Reproduce all entries word for word.

Dataset items

***

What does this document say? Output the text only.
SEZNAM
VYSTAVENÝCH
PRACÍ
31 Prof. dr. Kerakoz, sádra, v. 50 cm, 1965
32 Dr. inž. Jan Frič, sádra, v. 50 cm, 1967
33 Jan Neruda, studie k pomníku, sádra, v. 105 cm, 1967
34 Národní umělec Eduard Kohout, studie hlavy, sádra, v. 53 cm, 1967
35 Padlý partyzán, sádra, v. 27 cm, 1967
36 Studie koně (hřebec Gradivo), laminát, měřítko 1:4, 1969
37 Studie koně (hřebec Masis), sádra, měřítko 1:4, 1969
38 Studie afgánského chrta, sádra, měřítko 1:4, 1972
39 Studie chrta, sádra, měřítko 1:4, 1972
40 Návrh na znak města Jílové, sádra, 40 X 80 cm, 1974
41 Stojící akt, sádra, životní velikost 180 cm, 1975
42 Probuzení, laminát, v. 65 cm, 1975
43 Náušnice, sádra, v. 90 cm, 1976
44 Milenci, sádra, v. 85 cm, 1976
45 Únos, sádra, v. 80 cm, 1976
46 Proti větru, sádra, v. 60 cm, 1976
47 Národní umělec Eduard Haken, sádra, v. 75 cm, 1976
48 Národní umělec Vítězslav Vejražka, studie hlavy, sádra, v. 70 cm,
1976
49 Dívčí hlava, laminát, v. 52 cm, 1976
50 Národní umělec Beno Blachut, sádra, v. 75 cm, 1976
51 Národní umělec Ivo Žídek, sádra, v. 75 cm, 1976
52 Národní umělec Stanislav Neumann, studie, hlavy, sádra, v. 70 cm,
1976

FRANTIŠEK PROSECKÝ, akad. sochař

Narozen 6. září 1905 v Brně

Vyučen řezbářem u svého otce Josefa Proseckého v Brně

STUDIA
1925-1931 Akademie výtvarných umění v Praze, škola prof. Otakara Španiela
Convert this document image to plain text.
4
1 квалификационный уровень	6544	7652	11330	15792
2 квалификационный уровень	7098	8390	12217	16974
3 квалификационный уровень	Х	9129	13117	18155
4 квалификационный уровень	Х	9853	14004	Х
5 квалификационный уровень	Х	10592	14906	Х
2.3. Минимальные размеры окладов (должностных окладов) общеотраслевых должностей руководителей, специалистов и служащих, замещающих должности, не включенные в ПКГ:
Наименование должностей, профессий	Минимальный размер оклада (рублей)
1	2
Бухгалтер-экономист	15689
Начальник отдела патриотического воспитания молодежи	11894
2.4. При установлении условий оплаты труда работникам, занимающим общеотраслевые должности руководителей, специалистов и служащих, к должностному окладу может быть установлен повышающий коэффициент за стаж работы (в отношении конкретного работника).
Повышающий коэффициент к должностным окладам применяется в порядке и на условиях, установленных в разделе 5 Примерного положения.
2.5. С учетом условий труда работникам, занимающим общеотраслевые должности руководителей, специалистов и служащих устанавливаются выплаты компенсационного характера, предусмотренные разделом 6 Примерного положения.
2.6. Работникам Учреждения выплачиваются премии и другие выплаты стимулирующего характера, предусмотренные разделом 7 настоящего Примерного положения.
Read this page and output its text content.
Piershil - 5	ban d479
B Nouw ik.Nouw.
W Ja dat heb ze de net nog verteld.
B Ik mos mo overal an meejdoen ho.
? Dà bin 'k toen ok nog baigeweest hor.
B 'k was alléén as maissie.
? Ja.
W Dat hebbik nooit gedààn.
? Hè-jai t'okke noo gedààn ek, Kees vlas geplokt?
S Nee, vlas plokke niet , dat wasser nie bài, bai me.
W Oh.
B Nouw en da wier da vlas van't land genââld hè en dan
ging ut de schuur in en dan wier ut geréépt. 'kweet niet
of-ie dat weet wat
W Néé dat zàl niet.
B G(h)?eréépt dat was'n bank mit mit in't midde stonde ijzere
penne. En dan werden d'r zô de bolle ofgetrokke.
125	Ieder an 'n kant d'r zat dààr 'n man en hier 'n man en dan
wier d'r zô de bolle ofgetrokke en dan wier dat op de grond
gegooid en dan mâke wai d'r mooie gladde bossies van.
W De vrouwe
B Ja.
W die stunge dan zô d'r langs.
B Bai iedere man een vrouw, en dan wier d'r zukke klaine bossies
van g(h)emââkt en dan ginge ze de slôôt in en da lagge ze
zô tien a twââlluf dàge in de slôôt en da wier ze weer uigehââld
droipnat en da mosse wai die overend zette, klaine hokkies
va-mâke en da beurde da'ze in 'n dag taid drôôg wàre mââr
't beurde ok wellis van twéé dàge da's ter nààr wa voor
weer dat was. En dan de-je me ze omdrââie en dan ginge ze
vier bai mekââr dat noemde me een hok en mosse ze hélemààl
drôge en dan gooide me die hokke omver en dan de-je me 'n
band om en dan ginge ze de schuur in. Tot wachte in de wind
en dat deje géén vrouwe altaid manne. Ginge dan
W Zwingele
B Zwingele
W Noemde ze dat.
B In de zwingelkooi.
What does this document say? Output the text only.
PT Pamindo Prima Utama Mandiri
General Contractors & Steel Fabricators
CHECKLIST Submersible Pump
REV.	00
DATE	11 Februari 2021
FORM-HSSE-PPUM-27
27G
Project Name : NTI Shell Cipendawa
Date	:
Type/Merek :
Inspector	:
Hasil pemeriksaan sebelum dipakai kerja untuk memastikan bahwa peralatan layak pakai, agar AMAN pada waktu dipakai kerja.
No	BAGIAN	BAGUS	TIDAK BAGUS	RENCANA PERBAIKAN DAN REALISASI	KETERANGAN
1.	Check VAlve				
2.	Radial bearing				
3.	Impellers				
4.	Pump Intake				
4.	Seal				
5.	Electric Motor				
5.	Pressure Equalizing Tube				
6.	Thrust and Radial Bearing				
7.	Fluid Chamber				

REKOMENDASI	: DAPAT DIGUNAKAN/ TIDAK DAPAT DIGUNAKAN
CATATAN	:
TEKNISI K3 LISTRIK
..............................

***

- _Reply to the exercise_:
What does this document say? Output the text only.
SEZNAM
VYSTAVENÝCH
PRACÍ
31 Prof. dr. Kerakoz, sádra, v. 50 cm, 1965
32 Dr. inž. Jan Frič, sádra, v. 50 cm, 1967
33 Jan Neruda, studie k pomníku, sádra, v. 105 cm, 1967
34 Národní umělec Eduard Kohout, studie hlavy, sádra, v. 53 cm, 1967
35 Padlý partyzán, sádra, v. 27 cm, 1967
36 Studie koně (hřebec Gradivo), laminát, měřítko 1:4, 1969
37 Studie koně (hřebec Masis), sádra, měřítko 1:4, 1969
38 Studie afgánského chrta, sádra, měřítko 1:4, 1972
39 Studie chrta, sádra, měřítko 1:4, 1972
40 Návrh na znak města Jílové, sádra, 40 X 80 cm, 1974
41 Stojící akt, sádra, životní velikost 180 cm, 1975
42 Probuzení, laminát, v. 65 cm, 1975
43 Náušnice, sádra, v. 90 cm, 1976
44 Milenci, sádra, v. 85 cm, 1976
45 Únos, sádra, v. 80 cm, 1976
46 Proti větru, sádra, v. 60 cm, 1976
47 Národní umělec Eduard Haken, sádra, v. 75 cm, 1976
48 Národní umělec Vítězslav Vejražka, studie hlavy, sádra, v. 70 cm,
1976
49 Dívčí hlava, laminát, v. 52 cm, 1976
50 Národní umělec Beno Blachut, sádra, v. 75 cm, 1976
51 Národní umělec Ivo Žídek, sádra, v. 75 cm, 1976
52 Národní umělec Stanislav Neumann, studie, hlavy, sádra, v. 70 cm,
1976

FRANTIŠEK PROSECKÝ, akad. sochař

Narozen 6. září 1905 v Brně

Vyučen řezbářem u svého otce Josefa Proseckého v Brně

STUDIA
1925-1931 Akademie výtvarných umění v Praze, škola prof. Otakara Španiela
Convert this document image to plain text.
4
1 квалификационный уровень	6544	7652	11330	15792
2 квалификационный уровень	7098	8390	12217	16974
3 квалификационный уровень	Х	9129	13117	18155
4 квалификационный уровень	Х	9853	14004	Х
5 квалификационный уровень	Х	10592	14906	Х
2.3. Минимальные размеры окладов (должностных окладов) общеотраслевых должностей руководителей, специалистов и служащих, замещающих должности, не включенные в ПКГ:
Наименование должностей, профессий	Минимальный размер оклада (рублей)
1	2
Бухгалтер-экономист	15689
Начальник отдела патриотического воспитания молодежи	11894
2.4. При установлении условий оплаты труда работникам, занимающим общеотраслевые должности руководителей, специалистов и служащих, к должностному окладу может быть установлен повышающий коэффициент за стаж работы (в отношении конкретного работника).
Повышающий коэффициент к должностным окладам применяется в порядке и на условиях, установленных в разделе 5 Примерного положения.
2.5. С учетом условий труда работникам, занимающим общеотраслевые должности руководителей, специалистов и служащих устанавливаются выплаты компенсационного характера, предусмотренные разделом 6 Примерного положения.
2.6. Работникам Учреждения выплачиваются премии и другие выплаты стимулирующего характера, предусмотренные разделом 7 настоящего Примерного положения.
Read this page and output its text content.
Piershil - 5	ban d479
B Nouw ik.Nouw.
W Ja dat heb ze de net nog verteld.
B Ik mos mo overal an meejdoen ho.
? Dà bin 'k toen ok nog baigeweest hor.
B 'k was alléén as maissie.
? Ja.
W Dat hebbik nooit gedààn.
? Hè-jai t'okke noo gedààn ek, Kees vlas geplokt?
S Nee, vlas plokke niet , dat wasser nie bài, bai me.
W Oh.
B Nouw en da wier da vlas van't land genââld hè en dan
ging ut de schuur in en dan wier ut geréépt. 'kweet niet
of-ie dat weet wat
W Néé dat zàl niet.
B G(h)?eréépt dat was'n bank mit mit in't midde stonde ijzere
penne. En dan werden d'r zô de bolle ofgetrokke.
125	Ieder an 'n kant d'r zat dààr 'n man en hier 'n man en dan
wier d'r zô de bolle ofgetrokke en dan wier dat op de grond
gegooid en dan mâke wai d'r mooie gladde bossies van.
W De vrouwe
B Ja.
W die stunge dan zô d'r langs.
B Bai iedere man een vrouw, en dan wier d'r zukke klaine bossies
van g(h)emââkt en dan ginge ze de slôôt in en da lagge ze
zô tien a twââlluf dàge in de slôôt en da wier ze weer uigehââld
droipnat en da mosse wai die overend zette, klaine hokkies
va-mâke en da beurde da'ze in 'n dag taid drôôg wàre mââr
't beurde ok wellis van twéé dàge da's ter nààr wa voor
weer dat was. En dan de-je me ze omdrââie en dan ginge ze
vier bai mekââr dat noemde me een hok en mosse ze hélemààl
drôge en dan gooide me die hokke omver en dan de-je me 'n
band om en dan ginge ze de schuur in. Tot wachte in de wind
en dat deje géén vrouwe altaid manne. Ginge dan
W Zwingele
B Zwingele
W Noemde ze dat.
B In de zwingelkooi.
What does this document say? Output the text only.
PT Pamindo Prima Utama Mandiri
General Contractors & Steel Fabricators
CHECKLIST Submersible Pump
REV.	00
DATE	11 Februari 2021
FORM-HSSE-PPUM-27
27G
Project Name : NTI Shell Cipendawa
Date	:
Type/Merek :
Inspector	:
Hasil pemeriksaan sebelum dipakai kerja untuk memastikan bahwa peralatan layak pakai, agar AMAN pada waktu dipakai kerja.
No	BAGIAN	BAGUS	TIDAK BAGUS	RENCANA PERBAIKAN DAN REALISASI	KETERANGAN
1.	Check VAlve				
2.	Radial bearing				
3.	Impellers				
4.	Pump Intake				
4.	Seal				
5.	Electric Motor				
5.	Pressure Equalizing Tube				
6.	Thrust and Radial Bearing				
7.	Fluid Chamber				

REKOMENDASI	: DAPAT DIGUNAKAN/ TIDAK DAPAT DIGUNAKAN
CATATAN	:
TEKNISI K3 LISTRIK
..............................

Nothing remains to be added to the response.